Extract provided »
After the simulation, a suite of spatial observables is computed from the captured snapshots -- no re-simulation required. For heterogeneous runs: patch count per species over time, interface area per species pair, center-of-mass distance per pair, and spatial entropy per species. For homogeneous runs: patch count over time, spatial entropy, and patch size distribution. Interaction coefficients are gated to snapshot windows where species actually co-occur, so they measure contact dynamics rather than spatial separation. A temporal outcome classifier assigns per-species labeled windows (coexistence, exclusion, merger, fragmentation for heterogeneous; stable_isolation, full_merger, partial_clustering, cannibalism, fragmentation for homogeneous) and derives a dominant run-level label shown as a badge in the viewer.

Ecosystem dispatch is Ray-correct: each experiment is a self-contained payload. The driver loads creatures from its local archive and ships them with the config; workers simulate and render to bytes; the driver materializes outputs locally. No shared filesystem is assumed at any step, so experiments run correctly on real multi-node clusters without NFS or rsync setup.

The exercise » From the text on simulation observables and ecosystem dispatch, reproduce verbatim the passage starting with "After the simulation, a" and going on through "in the viewer.". Rely solely on the simulation observables text when responding.

Part of a data file
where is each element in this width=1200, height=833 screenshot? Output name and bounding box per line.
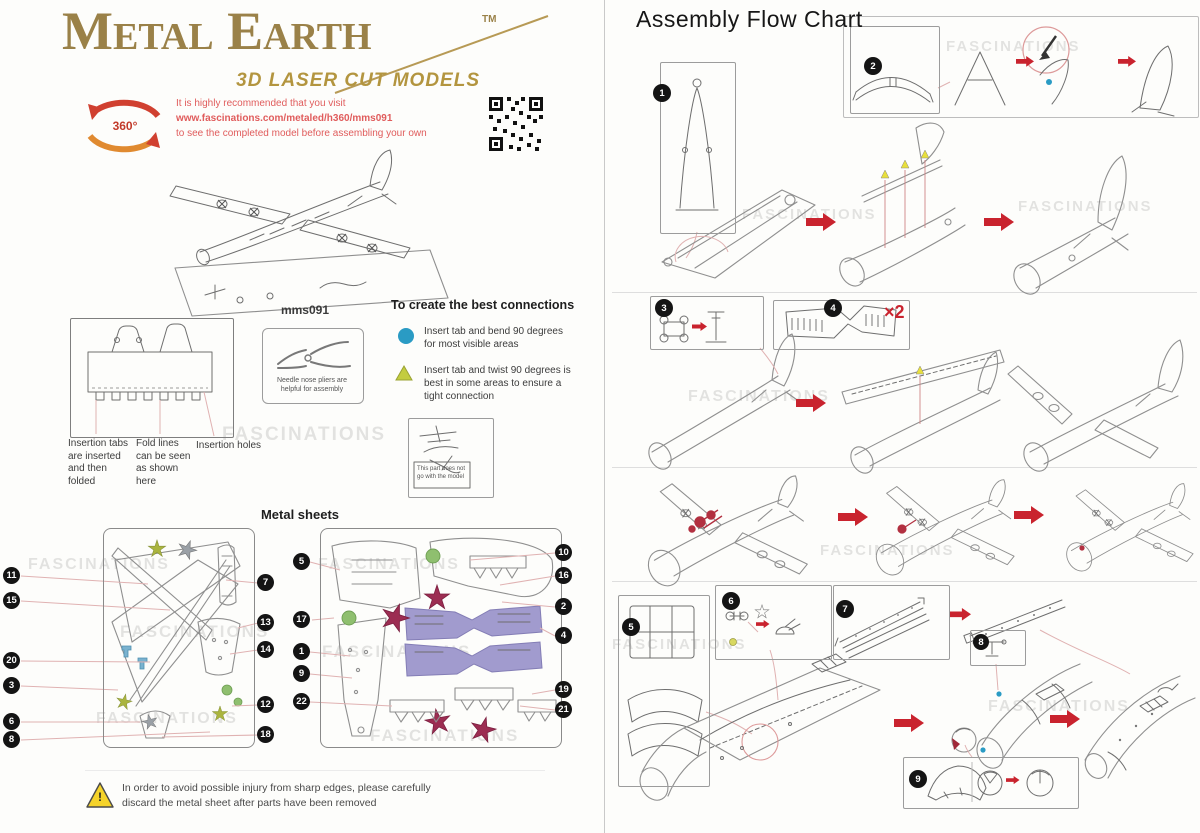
trim-note: This part does not go with the model (417, 466, 466, 481)
model-illustration (169, 149, 449, 317)
part-callout: 11 (3, 567, 20, 584)
step-number: 9 (909, 770, 927, 788)
part-callout: 6 (3, 713, 20, 730)
watermark: FASCINATIONS (742, 206, 877, 223)
part-callout: 2 (555, 598, 572, 615)
step7-box (833, 585, 950, 660)
bend-dot-icon (398, 328, 414, 344)
fuselage-rear-done (1013, 155, 1129, 295)
intro-line-1: It is highly recommended that you visit (176, 98, 346, 109)
brand-subtitle: 3D LASER CUT MODELS (236, 70, 480, 91)
part-callout: 8 (3, 731, 20, 748)
warning-exclamation: ! (98, 790, 102, 804)
step-number: 7 (836, 600, 854, 618)
part-callout: 17 (293, 611, 310, 628)
step2-box (850, 26, 940, 114)
step-number: 1 (653, 84, 671, 102)
step-number: 6 (722, 592, 740, 610)
flow-arrow (1014, 506, 1044, 524)
trim-note-box (408, 418, 494, 498)
flow-arrow (950, 608, 971, 621)
flow-arrow (894, 714, 924, 732)
part-callout: 1 (293, 643, 310, 660)
metal-sheet-1 (103, 528, 255, 748)
plane-stage-2 (870, 479, 1015, 581)
part-callout: 20 (3, 652, 20, 669)
metal-sheets-heading: Metal sheets (260, 507, 340, 522)
flow-arrow (838, 508, 868, 526)
bend-instruction: Insert tab and bend 90 degrees for most … (424, 326, 563, 350)
step-number: 3 (655, 299, 673, 317)
row-separator (612, 292, 1197, 293)
metal-sheet-2 (320, 528, 562, 748)
pliers-box (262, 328, 364, 404)
part-callout: 5 (293, 553, 310, 570)
step1-box (660, 62, 736, 234)
warning-line-2: discard the metal sheet after parts have… (122, 797, 377, 809)
intro-url: www.fascinations.com/metaled/h360/mms091 (176, 113, 393, 124)
part-callout: 15 (3, 592, 20, 609)
step-number: 5 (622, 618, 640, 636)
part-callout: 13 (257, 614, 274, 631)
plane-stage-3 (1061, 483, 1194, 576)
fuselage-wings-done (1007, 339, 1184, 472)
step-number: 8 (973, 634, 989, 650)
watermark: FASCINATIONS (1018, 198, 1153, 215)
pliers-note: Needle nose pliers are helpful for assem… (276, 377, 348, 394)
part-callout: 18 (257, 726, 274, 743)
page-divider (604, 0, 605, 833)
twist-triangle-icon (395, 364, 413, 381)
x2-label: ×2 (884, 302, 905, 322)
qr-code (489, 97, 543, 151)
plane-stage-1 (641, 475, 808, 593)
flow-chart-title: Assembly Flow Chart (636, 6, 863, 32)
watermark: FASCINATIONS (988, 698, 1130, 715)
part-callout: 10 (555, 544, 572, 561)
intro-line-3: to see the completed model before assemb… (176, 128, 427, 139)
row-separator (612, 581, 1197, 582)
wing-attach-assembly (841, 349, 1005, 474)
part-callout: 4 (555, 627, 572, 644)
fold-lines-label: Fold lines can be seen as shown here (136, 438, 191, 487)
part-callout: 9 (293, 665, 310, 682)
step2-outer-box (843, 16, 1199, 118)
step-number: 4 (824, 299, 842, 317)
brand-logo: Metal Earth (62, 1, 372, 61)
part-callout: 16 (555, 567, 572, 584)
insertion-holes-label: Insertion holes (196, 440, 262, 451)
360-view-label: 360° (112, 119, 138, 133)
part-callout: 7 (257, 574, 274, 591)
tab-diagram-box (70, 318, 234, 438)
row-separator (612, 467, 1197, 468)
connections-heading: To create the best connections (391, 298, 575, 312)
step3-box (650, 296, 764, 350)
footer-separator (85, 770, 545, 771)
watermark: FASCINATIONS (222, 424, 387, 445)
part-callout: 12 (257, 696, 274, 713)
part-callout: 3 (3, 677, 20, 694)
part-callout: 22 (293, 693, 310, 710)
step9-box (903, 757, 1079, 809)
part-callout: 14 (257, 641, 274, 658)
model-code: mms091 (280, 303, 330, 317)
nose-section-done (1084, 675, 1196, 779)
flow-arrow (984, 213, 1014, 231)
watermark: FASCINATIONS (688, 388, 830, 405)
part-callout: 21 (555, 701, 572, 718)
warning-line-1: In order to avoid possible injury from s… (122, 782, 431, 794)
trademark-symbol: TM (482, 14, 497, 25)
step-number: 2 (864, 57, 882, 75)
part-callout: 19 (555, 681, 572, 698)
insertion-tabs-label: Insertion tabs are inserted and then fol… (68, 438, 129, 487)
twist-instruction: Insert tab and twist 90 degrees is best … (424, 365, 571, 402)
watermark: FASCINATIONS (820, 542, 955, 559)
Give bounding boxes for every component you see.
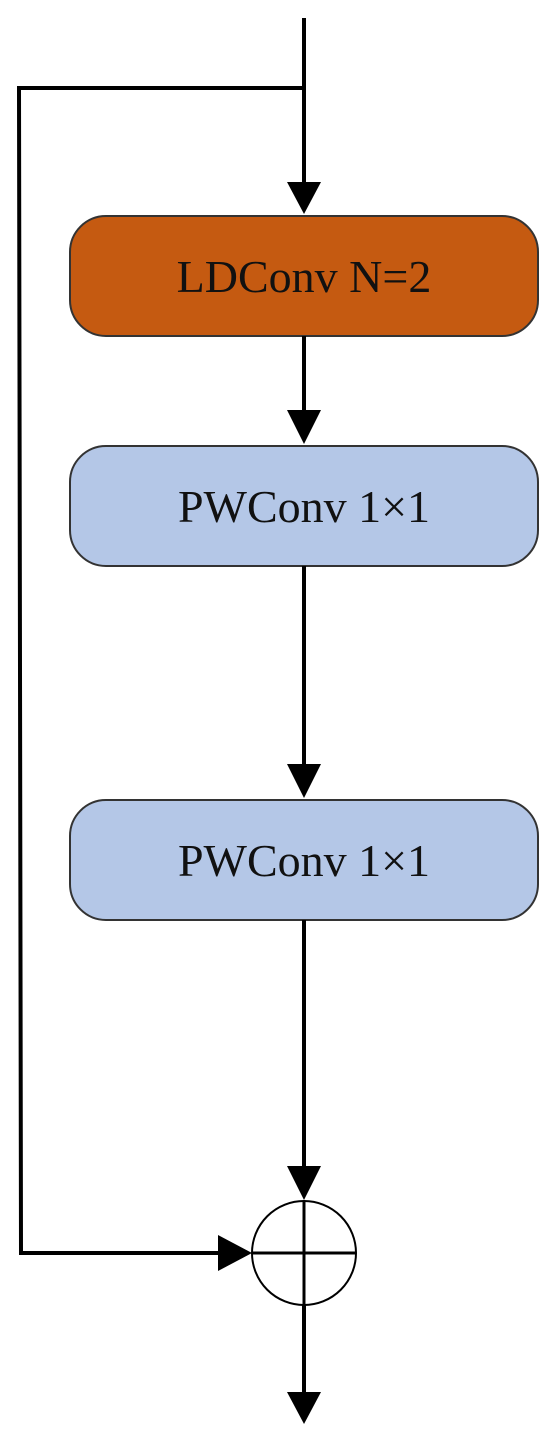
arrow-into-pwconv1 <box>287 410 321 444</box>
skip-connection-line <box>16 86 304 1255</box>
pwconv1-block: PWConv 1×1 <box>69 445 539 567</box>
arrow-skip-into-sum <box>218 1235 252 1271</box>
ldconv-label: LDConv N=2 <box>177 251 432 302</box>
pwconv2-label: PWConv 1×1 <box>178 835 430 886</box>
arrow-into-ldconv <box>287 182 321 214</box>
output-arrow <box>287 1392 321 1424</box>
pwconv2-block: PWConv 1×1 <box>69 799 539 921</box>
sum-node <box>251 1200 357 1306</box>
arrow-into-pwconv2 <box>287 764 321 798</box>
arrow-into-sum <box>287 1166 321 1200</box>
pwconv1-label: PWConv 1×1 <box>178 481 430 532</box>
ldconv-block: LDConv N=2 <box>69 215 539 337</box>
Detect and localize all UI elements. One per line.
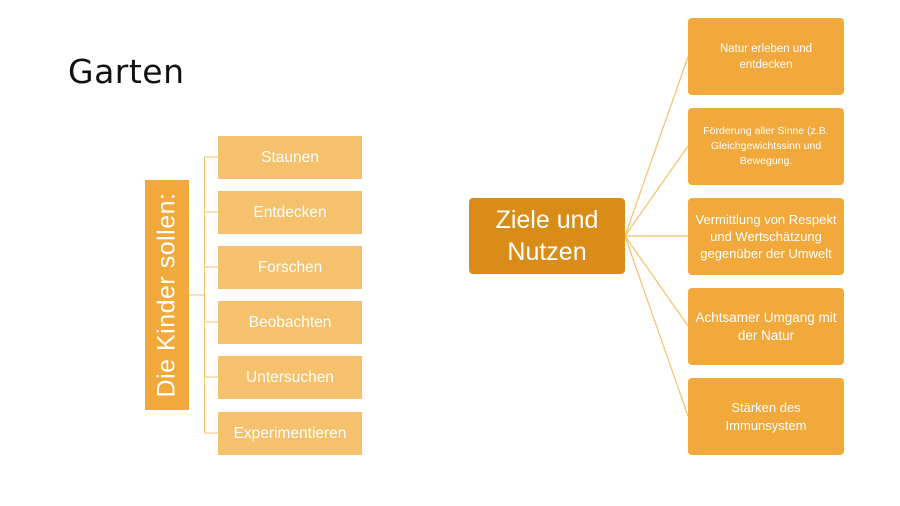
right-connector-line bbox=[624, 145, 689, 237]
vertical-label-text: Die Kinder sollen: bbox=[152, 192, 181, 398]
left-item-box: Forschen bbox=[218, 246, 362, 289]
right-connector-line bbox=[624, 56, 689, 237]
left-item-box: Staunen bbox=[218, 136, 362, 179]
vertical-label-box: Die Kinder sollen: bbox=[145, 180, 189, 410]
right-connector-line bbox=[624, 235, 689, 417]
slide-title: Garten bbox=[68, 52, 185, 91]
left-item-box: Untersuchen bbox=[218, 356, 362, 399]
left-item-box: Beobachten bbox=[218, 301, 362, 344]
right-item-box: Natur erleben und entdecken bbox=[688, 18, 844, 95]
right-connector-line bbox=[624, 235, 689, 327]
left-item-box: Experimentieren bbox=[218, 412, 362, 455]
right-item-box: Vermittlung von Respekt und Wertschätzun… bbox=[688, 198, 844, 275]
hub-box: Ziele und Nutzen bbox=[469, 198, 625, 274]
right-item-box: Förderung aller Sinne (z.B. Gleichgewich… bbox=[688, 108, 844, 185]
right-item-box: Achtsamer Umgang mit der Natur bbox=[688, 288, 844, 365]
left-item-box: Entdecken bbox=[218, 191, 362, 234]
right-item-box: Stärken des Immunsystem bbox=[688, 378, 844, 455]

Correct output »
After the simulation, a suite of spatial observables is computed from the captured snapshots -- no re-simulation required. For heterogeneous runs: patch count per species over time, interface area per species pair, center-of-mass distance per pair, and spatial entropy per species. For homogeneous runs: patch count over time, spatial entropy, and patch size distribution. Interaction coefficients are gated to snapshot windows where species actually co-occur, so they measure contact dynamics rather than spatial separation. A temporal outcome classifier assigns per-species labeled windows (coexistence, exclusion, merger, fragmentation for heterogeneous; stable_isolation, full_merger, partial_clustering, cannibalism, fragmentation for homogeneous) and derives a dominant run-level label shown as a badge in the viewer.